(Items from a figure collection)
----

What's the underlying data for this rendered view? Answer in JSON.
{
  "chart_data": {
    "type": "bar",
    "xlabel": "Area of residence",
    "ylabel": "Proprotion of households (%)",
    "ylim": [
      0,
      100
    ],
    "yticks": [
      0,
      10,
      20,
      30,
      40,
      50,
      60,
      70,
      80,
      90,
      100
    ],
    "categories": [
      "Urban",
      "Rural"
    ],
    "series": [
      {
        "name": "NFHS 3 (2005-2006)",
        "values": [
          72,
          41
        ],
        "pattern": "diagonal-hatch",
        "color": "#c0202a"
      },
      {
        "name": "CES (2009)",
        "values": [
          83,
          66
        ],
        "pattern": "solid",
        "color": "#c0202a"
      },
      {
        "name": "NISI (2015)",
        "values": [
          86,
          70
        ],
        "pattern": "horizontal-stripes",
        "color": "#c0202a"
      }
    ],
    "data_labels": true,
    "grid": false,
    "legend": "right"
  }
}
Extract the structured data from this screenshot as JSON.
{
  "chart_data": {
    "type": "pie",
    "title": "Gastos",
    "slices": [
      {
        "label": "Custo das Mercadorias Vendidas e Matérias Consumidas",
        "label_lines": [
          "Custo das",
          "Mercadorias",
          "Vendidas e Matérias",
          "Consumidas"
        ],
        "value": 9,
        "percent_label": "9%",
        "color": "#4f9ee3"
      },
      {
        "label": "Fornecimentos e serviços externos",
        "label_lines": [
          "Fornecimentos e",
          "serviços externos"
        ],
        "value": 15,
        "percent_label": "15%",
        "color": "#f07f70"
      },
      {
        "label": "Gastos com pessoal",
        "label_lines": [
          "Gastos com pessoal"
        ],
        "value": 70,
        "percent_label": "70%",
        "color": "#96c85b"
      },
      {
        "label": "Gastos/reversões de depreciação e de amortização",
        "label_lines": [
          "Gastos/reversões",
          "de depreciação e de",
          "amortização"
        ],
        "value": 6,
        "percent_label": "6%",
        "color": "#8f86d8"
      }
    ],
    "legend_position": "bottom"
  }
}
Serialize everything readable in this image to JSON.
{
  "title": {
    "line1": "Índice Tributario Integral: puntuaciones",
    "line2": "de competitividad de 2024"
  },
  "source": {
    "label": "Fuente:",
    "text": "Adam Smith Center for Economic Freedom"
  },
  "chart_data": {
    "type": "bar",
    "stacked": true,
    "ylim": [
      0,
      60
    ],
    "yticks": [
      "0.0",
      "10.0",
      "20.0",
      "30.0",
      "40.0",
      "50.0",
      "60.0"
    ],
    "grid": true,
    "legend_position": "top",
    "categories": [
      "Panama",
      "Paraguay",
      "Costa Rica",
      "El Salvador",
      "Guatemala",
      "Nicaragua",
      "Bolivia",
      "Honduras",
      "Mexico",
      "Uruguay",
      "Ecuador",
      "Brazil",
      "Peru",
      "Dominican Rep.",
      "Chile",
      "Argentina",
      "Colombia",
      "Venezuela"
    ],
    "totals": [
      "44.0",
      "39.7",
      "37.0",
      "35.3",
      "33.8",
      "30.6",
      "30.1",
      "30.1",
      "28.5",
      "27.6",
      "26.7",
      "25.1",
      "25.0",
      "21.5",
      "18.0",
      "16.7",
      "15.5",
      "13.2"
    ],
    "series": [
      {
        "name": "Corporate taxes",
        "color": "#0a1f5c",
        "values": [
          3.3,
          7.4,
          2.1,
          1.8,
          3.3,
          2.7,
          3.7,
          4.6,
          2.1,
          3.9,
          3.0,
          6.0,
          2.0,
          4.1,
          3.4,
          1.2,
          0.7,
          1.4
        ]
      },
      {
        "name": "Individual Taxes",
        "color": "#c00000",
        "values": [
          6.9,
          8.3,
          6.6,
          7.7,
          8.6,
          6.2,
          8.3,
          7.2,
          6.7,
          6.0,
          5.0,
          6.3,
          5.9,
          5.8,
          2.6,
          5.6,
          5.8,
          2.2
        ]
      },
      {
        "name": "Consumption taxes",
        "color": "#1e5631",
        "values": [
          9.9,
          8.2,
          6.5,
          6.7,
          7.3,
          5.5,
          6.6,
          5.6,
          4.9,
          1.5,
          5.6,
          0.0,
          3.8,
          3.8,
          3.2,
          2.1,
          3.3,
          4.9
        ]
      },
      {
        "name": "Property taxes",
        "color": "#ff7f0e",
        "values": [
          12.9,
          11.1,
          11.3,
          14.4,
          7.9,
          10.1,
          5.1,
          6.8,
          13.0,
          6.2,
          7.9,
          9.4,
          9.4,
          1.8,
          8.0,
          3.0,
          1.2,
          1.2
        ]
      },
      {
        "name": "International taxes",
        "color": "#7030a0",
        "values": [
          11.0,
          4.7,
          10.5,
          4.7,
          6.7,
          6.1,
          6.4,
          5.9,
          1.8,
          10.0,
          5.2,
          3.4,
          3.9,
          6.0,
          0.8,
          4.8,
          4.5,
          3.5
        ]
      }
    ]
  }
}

----

Goal — Of the lines in the entries above, how many include "Vendidas"? Only the number should be given.

Task solution — 2